**Material for this task**.

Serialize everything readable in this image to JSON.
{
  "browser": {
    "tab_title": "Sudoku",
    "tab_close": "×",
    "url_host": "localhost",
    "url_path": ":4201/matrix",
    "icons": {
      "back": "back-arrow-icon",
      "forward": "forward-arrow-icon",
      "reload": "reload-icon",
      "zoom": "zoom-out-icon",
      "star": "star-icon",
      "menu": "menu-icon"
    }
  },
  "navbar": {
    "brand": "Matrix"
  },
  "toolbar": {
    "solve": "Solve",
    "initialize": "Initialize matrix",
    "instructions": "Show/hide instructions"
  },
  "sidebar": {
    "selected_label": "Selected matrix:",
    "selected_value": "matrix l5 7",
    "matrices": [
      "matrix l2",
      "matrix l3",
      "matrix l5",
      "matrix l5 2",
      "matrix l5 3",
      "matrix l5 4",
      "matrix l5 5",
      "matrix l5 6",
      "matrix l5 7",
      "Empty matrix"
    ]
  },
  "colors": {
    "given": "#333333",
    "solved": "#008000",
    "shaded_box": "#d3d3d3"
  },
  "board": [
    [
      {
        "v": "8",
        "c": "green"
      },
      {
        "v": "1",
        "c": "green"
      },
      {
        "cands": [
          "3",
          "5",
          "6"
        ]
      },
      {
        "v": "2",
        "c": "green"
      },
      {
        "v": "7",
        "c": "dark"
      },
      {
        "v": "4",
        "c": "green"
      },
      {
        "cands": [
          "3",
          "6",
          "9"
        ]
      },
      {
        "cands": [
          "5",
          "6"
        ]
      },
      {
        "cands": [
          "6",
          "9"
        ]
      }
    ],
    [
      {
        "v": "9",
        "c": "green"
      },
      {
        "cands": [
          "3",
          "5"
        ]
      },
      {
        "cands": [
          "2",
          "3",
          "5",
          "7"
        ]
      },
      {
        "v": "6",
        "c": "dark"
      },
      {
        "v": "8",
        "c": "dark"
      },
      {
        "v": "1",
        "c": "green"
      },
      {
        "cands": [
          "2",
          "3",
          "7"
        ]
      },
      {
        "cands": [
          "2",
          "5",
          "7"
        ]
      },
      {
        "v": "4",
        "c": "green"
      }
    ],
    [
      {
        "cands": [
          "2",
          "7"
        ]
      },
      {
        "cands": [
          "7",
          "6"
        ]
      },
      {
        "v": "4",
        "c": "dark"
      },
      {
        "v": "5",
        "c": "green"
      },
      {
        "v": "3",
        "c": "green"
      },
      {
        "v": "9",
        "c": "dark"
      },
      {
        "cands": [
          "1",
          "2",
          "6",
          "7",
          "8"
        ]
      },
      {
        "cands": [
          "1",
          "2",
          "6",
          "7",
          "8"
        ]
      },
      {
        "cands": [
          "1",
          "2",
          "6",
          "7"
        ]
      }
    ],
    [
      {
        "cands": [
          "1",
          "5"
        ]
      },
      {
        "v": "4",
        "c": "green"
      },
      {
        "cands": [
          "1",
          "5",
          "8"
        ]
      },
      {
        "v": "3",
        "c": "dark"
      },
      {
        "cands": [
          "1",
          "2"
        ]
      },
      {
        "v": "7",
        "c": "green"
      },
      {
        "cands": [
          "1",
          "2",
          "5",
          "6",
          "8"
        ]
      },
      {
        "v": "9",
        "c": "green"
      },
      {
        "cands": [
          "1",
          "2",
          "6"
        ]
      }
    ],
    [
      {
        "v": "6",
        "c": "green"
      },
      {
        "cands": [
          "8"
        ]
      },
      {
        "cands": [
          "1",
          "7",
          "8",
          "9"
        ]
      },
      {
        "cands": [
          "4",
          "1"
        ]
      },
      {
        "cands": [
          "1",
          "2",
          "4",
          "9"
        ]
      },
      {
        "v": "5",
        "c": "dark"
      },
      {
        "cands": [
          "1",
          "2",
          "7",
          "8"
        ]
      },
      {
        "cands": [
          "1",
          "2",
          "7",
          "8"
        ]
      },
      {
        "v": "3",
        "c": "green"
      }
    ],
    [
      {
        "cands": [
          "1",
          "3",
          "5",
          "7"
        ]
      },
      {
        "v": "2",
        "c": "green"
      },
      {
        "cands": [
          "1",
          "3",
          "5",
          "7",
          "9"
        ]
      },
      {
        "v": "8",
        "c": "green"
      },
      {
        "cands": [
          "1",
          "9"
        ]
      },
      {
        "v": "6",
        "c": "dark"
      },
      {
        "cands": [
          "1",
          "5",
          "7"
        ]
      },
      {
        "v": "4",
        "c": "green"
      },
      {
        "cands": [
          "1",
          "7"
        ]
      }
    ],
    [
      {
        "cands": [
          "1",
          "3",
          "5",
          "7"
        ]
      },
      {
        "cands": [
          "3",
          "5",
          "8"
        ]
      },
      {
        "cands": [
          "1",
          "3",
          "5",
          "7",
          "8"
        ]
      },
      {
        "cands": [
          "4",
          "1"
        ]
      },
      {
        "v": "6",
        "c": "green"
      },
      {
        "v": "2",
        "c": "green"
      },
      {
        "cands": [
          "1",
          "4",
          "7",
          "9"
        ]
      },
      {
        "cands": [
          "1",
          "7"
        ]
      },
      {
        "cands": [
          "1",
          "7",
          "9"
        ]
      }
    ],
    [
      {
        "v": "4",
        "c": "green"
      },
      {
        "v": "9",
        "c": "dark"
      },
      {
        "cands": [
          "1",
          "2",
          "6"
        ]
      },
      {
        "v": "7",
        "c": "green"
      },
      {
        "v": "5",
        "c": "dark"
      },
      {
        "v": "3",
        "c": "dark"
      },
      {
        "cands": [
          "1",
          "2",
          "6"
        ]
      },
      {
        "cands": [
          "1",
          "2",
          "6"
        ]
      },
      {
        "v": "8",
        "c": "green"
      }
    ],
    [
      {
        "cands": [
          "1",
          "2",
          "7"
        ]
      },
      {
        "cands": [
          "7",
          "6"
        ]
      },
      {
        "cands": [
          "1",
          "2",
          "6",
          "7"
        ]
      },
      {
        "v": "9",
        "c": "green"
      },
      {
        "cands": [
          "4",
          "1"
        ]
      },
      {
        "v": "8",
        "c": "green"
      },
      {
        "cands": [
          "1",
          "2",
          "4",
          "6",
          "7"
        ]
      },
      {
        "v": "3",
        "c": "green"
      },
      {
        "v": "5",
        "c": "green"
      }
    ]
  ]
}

**Exercise aim**. Give all the entries again exactly; leave none out.

**Problem solution**.
Serialize everything readable in this image to JSON.
{
  "browser": {
    "tab_title": "Sudoku",
    "tab_close": "×",
    "url_host": "localhost",
    "url_path": ":4201/matrix",
    "icons": {
      "back": "back-arrow-icon",
      "forward": "forward-arrow-icon",
      "reload": "reload-icon",
      "zoom": "zoom-out-icon",
      "star": "star-icon",
      "menu": "menu-icon"
    }
  },
  "navbar": {
    "brand": "Matrix"
  },
  "toolbar": {
    "solve": "Solve",
    "initialize": "Initialize matrix",
    "instructions": "Show/hide instructions"
  },
  "sidebar": {
    "selected_label": "Selected matrix:",
    "selected_value": "matrix l5 7",
    "matrices": [
      "matrix l2",
      "matrix l3",
      "matrix l5",
      "matrix l5 2",
      "matrix l5 3",
      "matrix l5 4",
      "matrix l5 5",
      "matrix l5 6",
      "matrix l5 7",
      "Empty matrix"
    ]
  },
  "colors": {
    "given": "#333333",
    "solved": "#008000",
    "shaded_box": "#d3d3d3"
  },
  "board": [
    [
      {
        "v": "8",
        "c": "green"
      },
      {
        "v": "1",
        "c": "green"
      },
      {
        "cands": [
          "3",
          "5",
          "6"
        ]
      },
      {
        "v": "2",
        "c": "green"
      },
      {
        "v": "7",
        "c": "dark"
      },
      {
        "v": "4",
        "c": "green"
      },
      {
        "cands": [
          "3",
          "6",
          "9"
        ]
      },
      {
        "cands": [
          "5",
          "6"
        ]
      },
      {
        "cands": [
          "6",
          "9"
        ]
      }
    ],
    [
      {
        "v": "9",
        "c": "green"
      },
      {
        "cands": [
          "3",
          "5"
        ]
      },
      {
        "cands": [
          "2",
          "3",
          "5",
          "7"
        ]
      },
      {
        "v": "6",
        "c": "dark"
      },
      {
        "v": "8",
        "c": "dark"
      },
      {
        "v": "1",
        "c": "green"
      },
      {
        "cands": [
          "2",
          "3",
          "7"
        ]
      },
      {
        "cands": [
          "2",
          "5",
          "7"
        ]
      },
      {
        "v": "4",
        "c": "green"
      }
    ],
    [
      {
        "cands": [
          "2",
          "7"
        ]
      },
      {
        "cands": [
          "7",
          "6"
        ]
      },
      {
        "v": "4",
        "c": "dark"
      },
      {
        "v": "5",
        "c": "green"
      },
      {
        "v": "3",
        "c": "green"
      },
      {
        "v": "9",
        "c": "dark"
      },
      {
        "cands": [
          "1",
          "2",
          "6",
          "7",
          "8"
        ]
      },
      {
        "cands": [
          "1",
          "2",
          "6",
          "7",
          "8"
        ]
      },
      {
        "cands": [
          "1",
          "2",
          "6",
          "7"
        ]
      }
    ],
    [
      {
        "cands": [
          "1",
          "5"
        ]
      },
      {
        "v": "4",
        "c": "green"
      },
      {
        "cands": [
          "1",
          "5",
          "8"
        ]
      },
      {
        "v": "3",
        "c": "dark"
      },
      {
        "cands": [
          "1",
          "2"
        ]
      },
      {
        "v": "7",
        "c": "green"
      },
      {
        "cands": [
          "1",
          "2",
          "5",
          "6",
          "8"
        ]
      },
      {
        "v": "9",
        "c": "green"
      },
      {
        "cands": [
          "1",
          "2",
          "6"
        ]
      }
    ],
    [
      {
        "v": "6",
        "c": "green"
      },
      {
        "cands": [
          "8"
        ]
      },
      {
        "cands": [
          "1",
          "7",
          "8",
          "9"
        ]
      },
      {
        "cands": [
          "4",
          "1"
        ]
      },
      {
        "cands": [
          "1",
          "2",
          "4",
          "9"
        ]
      },
      {
        "v": "5",
        "c": "dark"
      },
      {
        "cands": [
          "1",
          "2",
          "7",
          "8"
        ]
      },
      {
        "cands": [
          "1",
          "2",
          "7",
          "8"
        ]
      },
      {
        "v": "3",
        "c": "green"
      }
    ],
    [
      {
        "cands": [
          "1",
          "3",
          "5",
          "7"
        ]
      },
      {
        "v": "2",
        "c": "green"
      },
      {
        "cands": [
          "1",
          "3",
          "5",
          "7",
          "9"
        ]
      },
      {
        "v": "8",
        "c": "green"
      },
      {
        "cands": [
          "1",
          "9"
        ]
      },
      {
        "v": "6",
        "c": "dark"
      },
      {
        "cands": [
          "1",
          "5",
          "7"
        ]
      },
      {
        "v": "4",
        "c": "green"
      },
      {
        "cands": [
          "1",
          "7"
        ]
      }
    ],
    [
      {
        "cands": [
          "1",
          "3",
          "5",
          "7"
        ]
      },
      {
        "cands": [
          "3",
          "5",
          "8"
        ]
      },
      {
        "cands": [
          "1",
          "3",
          "5",
          "7",
          "8"
        ]
      },
      {
        "cands": [
          "4",
          "1"
        ]
      },
      {
        "v": "6",
        "c": "green"
      },
      {
        "v": "2",
        "c": "green"
      },
      {
        "cands": [
          "1",
          "4",
          "7",
          "9"
        ]
      },
      {
        "cands": [
          "1",
          "7"
        ]
      },
      {
        "cands": [
          "1",
          "7",
          "9"
        ]
      }
    ],
    [
      {
        "v": "4",
        "c": "green"
      },
      {
        "v": "9",
        "c": "dark"
      },
      {
        "cands": [
          "1",
          "2",
          "6"
        ]
      },
      {
        "v": "7",
        "c": "green"
      },
      {
        "v": "5",
        "c": "dark"
      },
      {
        "v": "3",
        "c": "dark"
      },
      {
        "cands": [
          "1",
          "2",
          "6"
        ]
      },
      {
        "cands": [
          "1",
          "2",
          "6"
        ]
      },
      {
        "v": "8",
        "c": "green"
      }
    ],
    [
      {
        "cands": [
          "1",
          "2",
          "7"
        ]
      },
      {
        "cands": [
          "7",
          "6"
        ]
      },
      {
        "cands": [
          "1",
          "2",
          "6",
          "7"
        ]
      },
      {
        "v": "9",
        "c": "green"
      },
      {
        "cands": [
          "4",
          "1"
        ]
      },
      {
        "v": "8",
        "c": "green"
      },
      {
        "cands": [
          "1",
          "2",
          "4",
          "6",
          "7"
        ]
      },
      {
        "v": "3",
        "c": "green"
      },
      {
        "v": "5",
        "c": "green"
      }
    ]
  ]
}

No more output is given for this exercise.